• [DATA FOR THIS EXERCISE]:
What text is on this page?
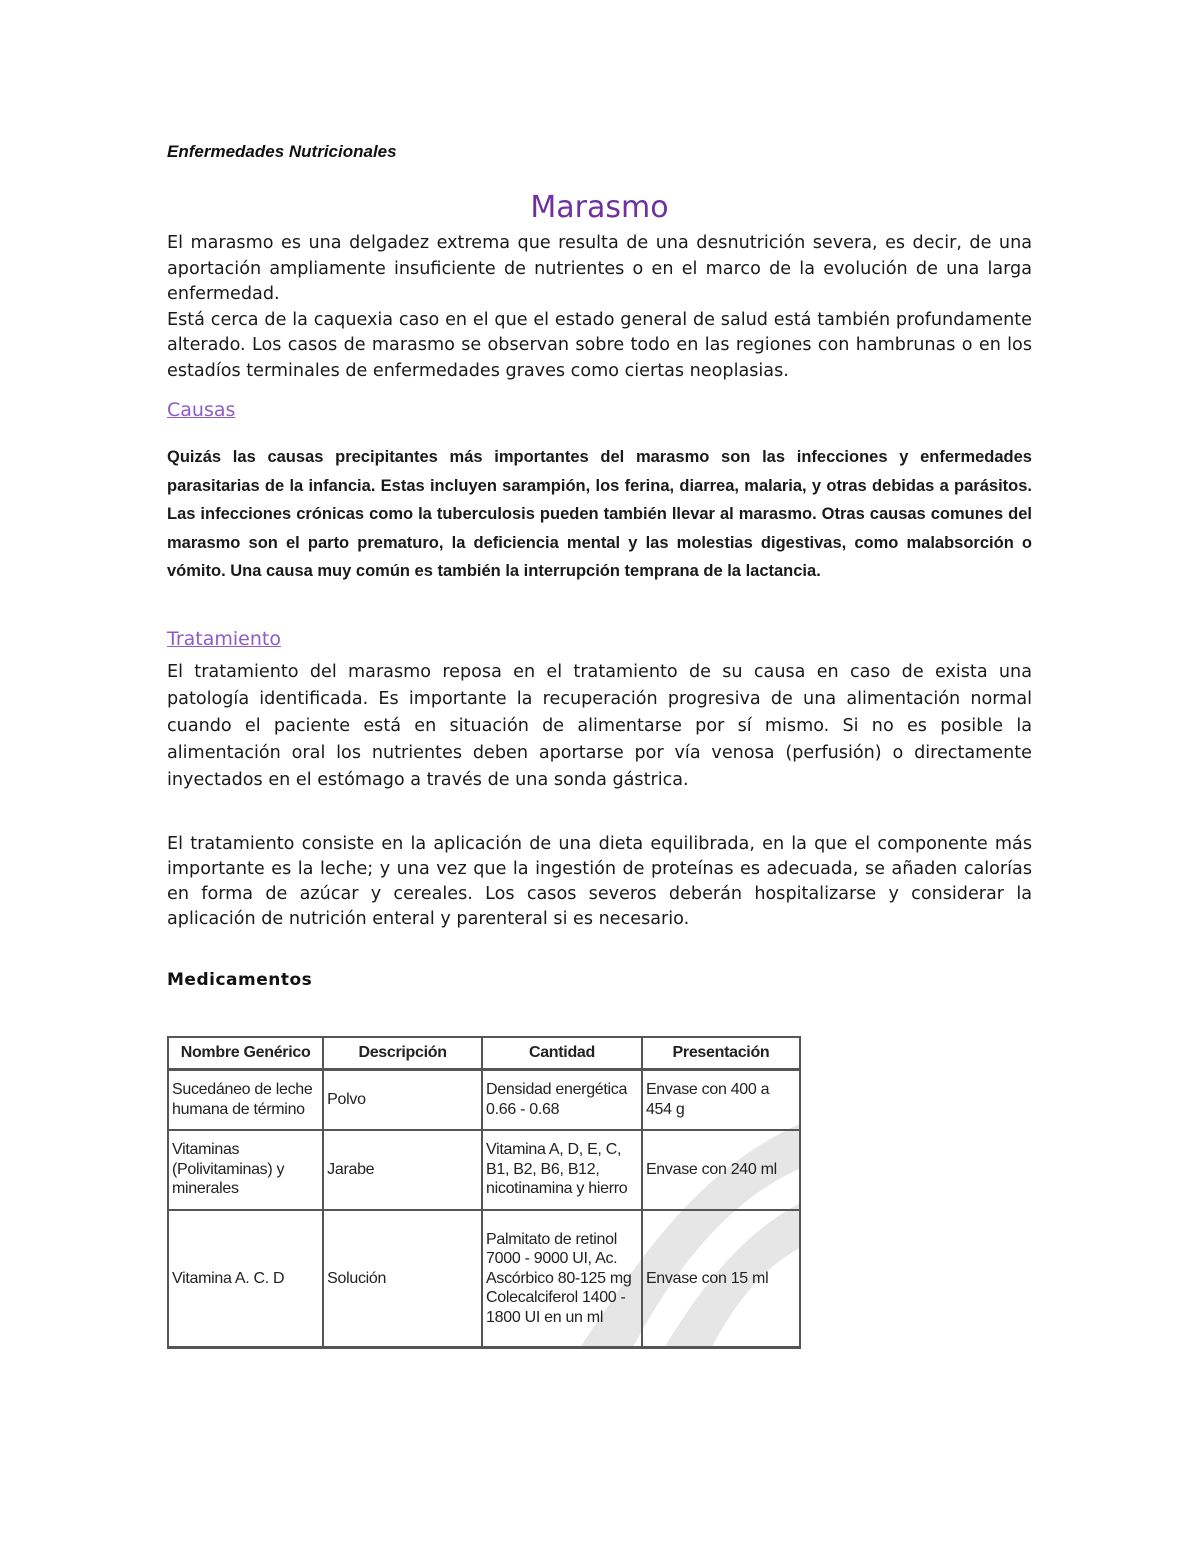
Enfermedades Nutricionales
Marasmo

El marasmo es una delgadez extrema que resulta de una desnutrición severa, es decir, de una aportación ampliamente insuficiente de nutrientes o en el marco de la evolución de una larga enfermedad.

Está cerca de la caquexia caso en el que el estado general de salud está también profundamente alterado. Los casos de marasmo se observan sobre todo en las regiones con hambrunas o en los estadíos terminales de enfermedades graves como ciertas neoplasias.

Causas

Quizás las causas precipitantes más importantes del marasmo son las infecciones y enfermedades parasitarias de la infancia. Estas incluyen sarampión, los ferina, diarrea, malaria, y otras debidas a parásitos. Las infecciones crónicas como la tuberculosis pueden también llevar al marasmo. Otras causas comunes del marasmo son el parto prematuro, la deficiencia mental y las molestias digestivas, como malabsorción o vómito. Una causa muy común es también la interrupción temprana de la lactancia.

Tratamiento

El tratamiento del marasmo reposa en el tratamiento de su causa en caso de exista una patología identificada. Es importante la recuperación progresiva de una alimentación normal cuando el paciente está en situación de alimentarse por sí mismo. Si no es posible la alimentación oral los nutrientes deben aportarse por vía venosa (perfusión) o directamente inyectados en el estómago a través de una sonda gástrica.

El tratamiento consiste en la aplicación de una dieta equilibrada, en la que el componente más importante es la leche; y una vez que la ingestión de proteínas es adecuada, se añaden calorías en forma de azúcar y cereales. Los casos severos deberán hospitalizarse y considerar la aplicación de nutrición enteral y parenteral si es necesario.

Medicamentos
Nombre Genérico	Descripción	Cantidad	Presentación
Sucedáneo de leche humana de término	Polvo	Densidad energética 0.66 - 0.68	Envase con 400 a 454 g
Vitaminas (Polivitaminas) y minerales	Jarabe	Vitamina A, D, E, C, B1, B2, B6, B12, nicotinamina y hierro	Envase con 240 ml
Vitamina A. C. D	Solución	Palmitato de retinol 7000 - 9000 UI, Ac. Ascórbico 80-125 mg Colecalciferol 1400 - 1800 UI en un ml	Envase con 15 ml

• [SHORT EXERCISE]:
Look through the records and gather each line with the word "Envase".

• [RESULT FOR THIS TASK]:
Sucedáneo de leche humana de término	Polvo	Densidad energética 0.66 - 0.68	Envase con 400 a 454 g
Vitaminas (Polivitaminas) y minerales	Jarabe	Vitamina A, D, E, C, B1, B2, B6, B12, nicotinamina y hierro	Envase con 240 ml
Vitamina A. C. D	Solución	Palmitato de retinol 7000 - 9000 UI, Ac. Ascórbico 80-125 mg Colecalciferol 1400 - 1800 UI en un ml	Envase con 15 ml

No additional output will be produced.